--- START OF Data to use ---
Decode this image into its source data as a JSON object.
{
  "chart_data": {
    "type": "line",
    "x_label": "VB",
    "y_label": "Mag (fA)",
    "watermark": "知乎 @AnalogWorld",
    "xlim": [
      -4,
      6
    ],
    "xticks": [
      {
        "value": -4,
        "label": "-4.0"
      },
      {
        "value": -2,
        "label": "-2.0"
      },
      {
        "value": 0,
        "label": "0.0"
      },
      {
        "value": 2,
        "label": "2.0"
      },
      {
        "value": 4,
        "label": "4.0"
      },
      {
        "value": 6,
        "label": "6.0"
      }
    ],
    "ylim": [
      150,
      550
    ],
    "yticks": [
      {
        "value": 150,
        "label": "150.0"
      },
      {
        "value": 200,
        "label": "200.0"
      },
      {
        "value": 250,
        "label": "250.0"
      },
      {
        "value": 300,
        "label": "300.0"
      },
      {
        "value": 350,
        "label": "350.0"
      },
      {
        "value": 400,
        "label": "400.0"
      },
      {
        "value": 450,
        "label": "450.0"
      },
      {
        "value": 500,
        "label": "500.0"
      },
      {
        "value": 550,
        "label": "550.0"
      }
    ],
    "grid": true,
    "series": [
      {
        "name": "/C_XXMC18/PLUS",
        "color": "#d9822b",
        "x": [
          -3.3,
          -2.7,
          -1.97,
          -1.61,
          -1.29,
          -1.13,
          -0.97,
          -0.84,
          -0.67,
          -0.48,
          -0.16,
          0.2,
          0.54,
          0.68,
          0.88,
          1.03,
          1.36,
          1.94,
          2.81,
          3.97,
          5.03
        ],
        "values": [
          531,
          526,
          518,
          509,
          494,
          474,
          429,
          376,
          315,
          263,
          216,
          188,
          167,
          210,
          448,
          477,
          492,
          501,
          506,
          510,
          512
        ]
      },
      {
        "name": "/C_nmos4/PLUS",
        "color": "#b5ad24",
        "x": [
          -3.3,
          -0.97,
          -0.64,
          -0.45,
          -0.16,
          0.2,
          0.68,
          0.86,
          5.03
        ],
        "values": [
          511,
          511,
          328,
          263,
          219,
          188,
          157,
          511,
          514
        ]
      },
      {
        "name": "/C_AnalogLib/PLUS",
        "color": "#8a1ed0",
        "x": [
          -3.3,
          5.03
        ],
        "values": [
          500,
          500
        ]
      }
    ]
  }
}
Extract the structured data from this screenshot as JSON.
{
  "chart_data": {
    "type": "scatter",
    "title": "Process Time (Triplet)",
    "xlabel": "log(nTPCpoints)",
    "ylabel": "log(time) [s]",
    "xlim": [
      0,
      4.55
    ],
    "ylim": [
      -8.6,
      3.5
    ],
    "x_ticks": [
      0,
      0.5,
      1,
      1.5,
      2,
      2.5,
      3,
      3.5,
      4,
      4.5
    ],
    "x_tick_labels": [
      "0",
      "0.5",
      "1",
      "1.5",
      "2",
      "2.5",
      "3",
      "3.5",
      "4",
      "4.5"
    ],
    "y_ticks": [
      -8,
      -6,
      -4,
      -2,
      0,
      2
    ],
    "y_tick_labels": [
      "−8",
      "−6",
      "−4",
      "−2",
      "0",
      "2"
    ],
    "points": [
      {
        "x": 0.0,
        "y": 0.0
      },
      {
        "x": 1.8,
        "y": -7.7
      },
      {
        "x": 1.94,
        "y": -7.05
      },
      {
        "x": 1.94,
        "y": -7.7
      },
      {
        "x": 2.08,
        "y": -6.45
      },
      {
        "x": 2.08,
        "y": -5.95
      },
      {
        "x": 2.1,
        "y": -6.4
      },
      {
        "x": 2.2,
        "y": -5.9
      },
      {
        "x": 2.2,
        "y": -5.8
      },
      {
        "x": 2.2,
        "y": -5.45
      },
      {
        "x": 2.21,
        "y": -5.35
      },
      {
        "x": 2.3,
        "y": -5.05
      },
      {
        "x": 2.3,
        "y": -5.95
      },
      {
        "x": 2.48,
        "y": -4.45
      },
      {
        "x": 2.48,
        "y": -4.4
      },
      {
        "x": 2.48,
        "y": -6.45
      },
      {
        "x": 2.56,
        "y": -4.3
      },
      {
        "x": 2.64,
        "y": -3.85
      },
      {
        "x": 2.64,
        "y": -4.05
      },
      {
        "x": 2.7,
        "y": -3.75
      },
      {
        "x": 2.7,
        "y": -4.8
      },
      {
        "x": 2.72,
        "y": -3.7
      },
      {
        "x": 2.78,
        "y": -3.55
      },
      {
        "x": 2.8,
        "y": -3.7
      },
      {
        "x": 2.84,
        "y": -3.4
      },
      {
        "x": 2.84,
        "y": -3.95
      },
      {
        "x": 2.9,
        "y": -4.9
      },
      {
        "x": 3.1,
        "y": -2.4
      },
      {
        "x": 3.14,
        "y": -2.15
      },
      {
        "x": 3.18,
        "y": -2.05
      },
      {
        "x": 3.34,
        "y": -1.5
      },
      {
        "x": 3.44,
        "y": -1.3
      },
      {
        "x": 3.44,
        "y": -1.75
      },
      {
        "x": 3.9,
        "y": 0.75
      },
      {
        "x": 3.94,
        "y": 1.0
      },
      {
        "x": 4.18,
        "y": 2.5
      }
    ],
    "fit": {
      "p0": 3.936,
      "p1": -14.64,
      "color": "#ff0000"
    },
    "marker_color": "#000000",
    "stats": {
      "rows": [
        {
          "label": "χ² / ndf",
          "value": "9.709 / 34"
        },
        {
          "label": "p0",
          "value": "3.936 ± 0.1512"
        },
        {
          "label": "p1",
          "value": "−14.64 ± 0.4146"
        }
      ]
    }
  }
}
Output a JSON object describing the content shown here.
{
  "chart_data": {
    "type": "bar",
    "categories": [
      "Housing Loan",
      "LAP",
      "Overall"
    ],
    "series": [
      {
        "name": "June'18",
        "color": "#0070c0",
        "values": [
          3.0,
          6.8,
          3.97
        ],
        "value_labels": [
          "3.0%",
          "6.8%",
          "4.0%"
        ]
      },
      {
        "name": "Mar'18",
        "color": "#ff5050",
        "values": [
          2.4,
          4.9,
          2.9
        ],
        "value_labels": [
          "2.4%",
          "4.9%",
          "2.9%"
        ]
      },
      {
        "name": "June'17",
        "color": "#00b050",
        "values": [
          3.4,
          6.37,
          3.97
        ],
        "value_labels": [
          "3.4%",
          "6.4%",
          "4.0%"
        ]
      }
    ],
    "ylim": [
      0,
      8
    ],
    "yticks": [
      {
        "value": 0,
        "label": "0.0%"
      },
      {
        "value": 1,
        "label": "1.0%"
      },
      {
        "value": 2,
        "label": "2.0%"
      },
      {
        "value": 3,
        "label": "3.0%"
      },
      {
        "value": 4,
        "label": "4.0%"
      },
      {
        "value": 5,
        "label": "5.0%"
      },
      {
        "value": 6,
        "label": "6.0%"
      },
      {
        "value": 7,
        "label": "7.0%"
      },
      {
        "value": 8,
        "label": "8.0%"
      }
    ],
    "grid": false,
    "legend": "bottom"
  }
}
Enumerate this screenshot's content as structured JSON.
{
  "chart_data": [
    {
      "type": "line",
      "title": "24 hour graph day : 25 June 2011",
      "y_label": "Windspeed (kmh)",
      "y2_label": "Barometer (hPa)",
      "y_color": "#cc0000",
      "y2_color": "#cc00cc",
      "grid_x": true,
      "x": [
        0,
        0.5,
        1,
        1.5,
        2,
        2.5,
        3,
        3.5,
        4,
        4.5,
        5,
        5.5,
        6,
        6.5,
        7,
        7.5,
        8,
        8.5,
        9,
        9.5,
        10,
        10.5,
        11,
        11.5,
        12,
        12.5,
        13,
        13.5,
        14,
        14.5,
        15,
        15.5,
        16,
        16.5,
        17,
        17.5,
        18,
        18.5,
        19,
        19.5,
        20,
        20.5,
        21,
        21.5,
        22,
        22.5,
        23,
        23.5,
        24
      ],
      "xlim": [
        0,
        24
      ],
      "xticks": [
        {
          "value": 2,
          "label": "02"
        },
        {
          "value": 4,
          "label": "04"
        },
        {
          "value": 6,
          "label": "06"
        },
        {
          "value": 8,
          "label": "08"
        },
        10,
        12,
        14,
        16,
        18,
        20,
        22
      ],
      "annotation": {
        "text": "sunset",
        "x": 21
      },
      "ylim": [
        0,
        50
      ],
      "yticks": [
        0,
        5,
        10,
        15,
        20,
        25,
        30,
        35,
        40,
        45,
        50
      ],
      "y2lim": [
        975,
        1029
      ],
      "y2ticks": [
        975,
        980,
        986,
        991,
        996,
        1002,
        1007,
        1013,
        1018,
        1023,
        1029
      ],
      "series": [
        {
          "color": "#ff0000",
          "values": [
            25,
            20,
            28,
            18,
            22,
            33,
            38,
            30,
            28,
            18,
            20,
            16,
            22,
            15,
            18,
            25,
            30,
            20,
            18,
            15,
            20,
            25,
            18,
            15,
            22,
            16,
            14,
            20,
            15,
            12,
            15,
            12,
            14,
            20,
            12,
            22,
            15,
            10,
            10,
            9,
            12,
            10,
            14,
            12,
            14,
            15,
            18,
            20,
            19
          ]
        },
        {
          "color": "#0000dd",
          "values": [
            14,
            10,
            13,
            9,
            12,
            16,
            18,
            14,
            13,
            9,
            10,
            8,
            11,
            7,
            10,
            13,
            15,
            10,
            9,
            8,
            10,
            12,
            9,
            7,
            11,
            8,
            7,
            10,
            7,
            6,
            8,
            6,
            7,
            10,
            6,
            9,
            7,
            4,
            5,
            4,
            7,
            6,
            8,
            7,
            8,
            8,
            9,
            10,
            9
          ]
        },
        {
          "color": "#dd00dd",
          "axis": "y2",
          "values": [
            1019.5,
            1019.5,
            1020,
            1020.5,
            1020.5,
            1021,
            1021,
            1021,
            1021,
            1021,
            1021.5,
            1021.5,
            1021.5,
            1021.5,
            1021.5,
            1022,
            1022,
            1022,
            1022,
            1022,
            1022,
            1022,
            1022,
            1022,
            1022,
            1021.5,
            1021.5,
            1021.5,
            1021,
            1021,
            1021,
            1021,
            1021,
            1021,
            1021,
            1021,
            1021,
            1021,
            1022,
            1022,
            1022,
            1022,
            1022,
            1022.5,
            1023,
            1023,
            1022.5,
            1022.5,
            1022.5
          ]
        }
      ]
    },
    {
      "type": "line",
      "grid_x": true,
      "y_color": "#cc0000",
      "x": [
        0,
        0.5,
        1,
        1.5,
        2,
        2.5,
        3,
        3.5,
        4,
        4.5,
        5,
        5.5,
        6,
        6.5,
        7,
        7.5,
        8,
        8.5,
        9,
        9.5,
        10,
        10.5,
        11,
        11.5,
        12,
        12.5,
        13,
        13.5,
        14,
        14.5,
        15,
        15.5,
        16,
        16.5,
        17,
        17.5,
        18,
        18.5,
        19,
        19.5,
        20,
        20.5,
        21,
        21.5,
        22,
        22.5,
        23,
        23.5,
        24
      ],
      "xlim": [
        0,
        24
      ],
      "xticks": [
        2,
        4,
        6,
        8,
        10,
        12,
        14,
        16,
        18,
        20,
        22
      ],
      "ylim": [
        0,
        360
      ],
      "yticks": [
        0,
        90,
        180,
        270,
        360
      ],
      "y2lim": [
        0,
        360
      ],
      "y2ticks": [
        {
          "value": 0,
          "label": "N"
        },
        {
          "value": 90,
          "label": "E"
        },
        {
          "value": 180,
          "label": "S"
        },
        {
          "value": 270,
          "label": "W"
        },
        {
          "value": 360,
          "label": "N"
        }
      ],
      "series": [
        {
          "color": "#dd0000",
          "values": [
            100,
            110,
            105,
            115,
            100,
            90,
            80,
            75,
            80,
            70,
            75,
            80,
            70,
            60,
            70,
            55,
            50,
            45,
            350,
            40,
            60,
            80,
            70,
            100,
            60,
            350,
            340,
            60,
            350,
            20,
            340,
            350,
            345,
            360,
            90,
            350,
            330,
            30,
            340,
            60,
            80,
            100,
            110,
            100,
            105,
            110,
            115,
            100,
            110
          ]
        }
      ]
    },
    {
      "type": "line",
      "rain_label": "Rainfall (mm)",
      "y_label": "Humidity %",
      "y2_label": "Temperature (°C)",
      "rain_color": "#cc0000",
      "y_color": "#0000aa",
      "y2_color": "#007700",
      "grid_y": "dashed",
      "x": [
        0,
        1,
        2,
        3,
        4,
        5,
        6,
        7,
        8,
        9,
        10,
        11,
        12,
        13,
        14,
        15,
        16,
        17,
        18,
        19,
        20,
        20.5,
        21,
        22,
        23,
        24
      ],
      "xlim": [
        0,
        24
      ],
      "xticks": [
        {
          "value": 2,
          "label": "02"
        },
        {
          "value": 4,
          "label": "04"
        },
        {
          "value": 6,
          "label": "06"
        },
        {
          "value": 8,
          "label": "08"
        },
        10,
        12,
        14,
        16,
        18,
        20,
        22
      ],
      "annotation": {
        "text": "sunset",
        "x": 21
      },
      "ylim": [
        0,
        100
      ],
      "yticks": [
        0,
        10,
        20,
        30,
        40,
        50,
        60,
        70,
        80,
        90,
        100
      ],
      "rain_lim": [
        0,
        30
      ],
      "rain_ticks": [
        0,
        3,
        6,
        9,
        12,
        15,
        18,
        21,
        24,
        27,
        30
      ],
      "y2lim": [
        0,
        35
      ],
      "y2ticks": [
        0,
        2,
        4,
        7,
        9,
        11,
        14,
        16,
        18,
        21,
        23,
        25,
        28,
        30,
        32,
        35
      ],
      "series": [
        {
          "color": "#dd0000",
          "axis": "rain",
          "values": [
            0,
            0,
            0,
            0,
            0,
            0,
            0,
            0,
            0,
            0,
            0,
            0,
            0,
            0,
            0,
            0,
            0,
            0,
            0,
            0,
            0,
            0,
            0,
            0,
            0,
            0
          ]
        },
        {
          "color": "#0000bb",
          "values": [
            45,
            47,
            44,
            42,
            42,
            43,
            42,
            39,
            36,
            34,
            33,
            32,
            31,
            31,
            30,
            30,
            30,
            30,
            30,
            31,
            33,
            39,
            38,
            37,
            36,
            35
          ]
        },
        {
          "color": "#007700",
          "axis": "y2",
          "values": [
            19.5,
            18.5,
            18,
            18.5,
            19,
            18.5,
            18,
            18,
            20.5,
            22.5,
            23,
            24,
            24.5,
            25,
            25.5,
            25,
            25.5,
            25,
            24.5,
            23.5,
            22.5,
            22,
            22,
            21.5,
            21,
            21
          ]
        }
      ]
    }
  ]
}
--- END OF Data to use ---
--- Work to do ---
From the data above, copy each line that has the string "object".

--- Exercise result ---
Decode this image into its source data as a JSON object.
Output a JSON object describing the content shown here.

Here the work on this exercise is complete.